DATA SHOWN
* begin *

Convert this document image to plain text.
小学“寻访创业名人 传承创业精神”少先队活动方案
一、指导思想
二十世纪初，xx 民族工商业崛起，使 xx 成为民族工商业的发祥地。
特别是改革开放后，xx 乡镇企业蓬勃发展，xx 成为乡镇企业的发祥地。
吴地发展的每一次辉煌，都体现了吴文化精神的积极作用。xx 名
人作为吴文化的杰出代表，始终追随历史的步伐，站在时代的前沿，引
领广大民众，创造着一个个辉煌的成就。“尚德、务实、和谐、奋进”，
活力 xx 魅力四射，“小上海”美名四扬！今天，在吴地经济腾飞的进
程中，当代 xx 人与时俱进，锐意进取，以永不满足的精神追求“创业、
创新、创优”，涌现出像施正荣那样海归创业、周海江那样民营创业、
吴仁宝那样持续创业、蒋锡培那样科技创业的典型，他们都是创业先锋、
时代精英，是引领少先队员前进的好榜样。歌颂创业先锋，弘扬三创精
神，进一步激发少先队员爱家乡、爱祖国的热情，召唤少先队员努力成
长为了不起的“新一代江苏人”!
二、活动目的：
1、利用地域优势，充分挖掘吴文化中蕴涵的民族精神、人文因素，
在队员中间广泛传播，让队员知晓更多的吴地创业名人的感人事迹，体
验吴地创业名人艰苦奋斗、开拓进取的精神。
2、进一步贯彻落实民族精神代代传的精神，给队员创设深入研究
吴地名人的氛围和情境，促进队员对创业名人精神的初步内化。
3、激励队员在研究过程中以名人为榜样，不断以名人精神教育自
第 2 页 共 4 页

* end *

Reproduce each entry above exactly, keeping every word.

Convert this document image to plain text.
小学“寻访创业名人 传承创业精神”少先队活动方案
一、指导思想
二十世纪初，xx 民族工商业崛起，使 xx 成为民族工商业的发祥地。
特别是改革开放后，xx 乡镇企业蓬勃发展，xx 成为乡镇企业的发祥地。
吴地发展的每一次辉煌，都体现了吴文化精神的积极作用。xx 名
人作为吴文化的杰出代表，始终追随历史的步伐，站在时代的前沿，引
领广大民众，创造着一个个辉煌的成就。“尚德、务实、和谐、奋进”，
活力 xx 魅力四射，“小上海”美名四扬！今天，在吴地经济腾飞的进
程中，当代 xx 人与时俱进，锐意进取，以永不满足的精神追求“创业、
创新、创优”，涌现出像施正荣那样海归创业、周海江那样民营创业、
吴仁宝那样持续创业、蒋锡培那样科技创业的典型，他们都是创业先锋、
时代精英，是引领少先队员前进的好榜样。歌颂创业先锋，弘扬三创精
神，进一步激发少先队员爱家乡、爱祖国的热情，召唤少先队员努力成
长为了不起的“新一代江苏人”!
二、活动目的：
1、利用地域优势，充分挖掘吴文化中蕴涵的民族精神、人文因素，
在队员中间广泛传播，让队员知晓更多的吴地创业名人的感人事迹，体
验吴地创业名人艰苦奋斗、开拓进取的精神。
2、进一步贯彻落实民族精神代代传的精神，给队员创设深入研究
吴地名人的氛围和情境，促进队员对创业名人精神的初步内化。
3、激励队员在研究过程中以名人为榜样，不断以名人精神教育自
第 2 页 共 4 页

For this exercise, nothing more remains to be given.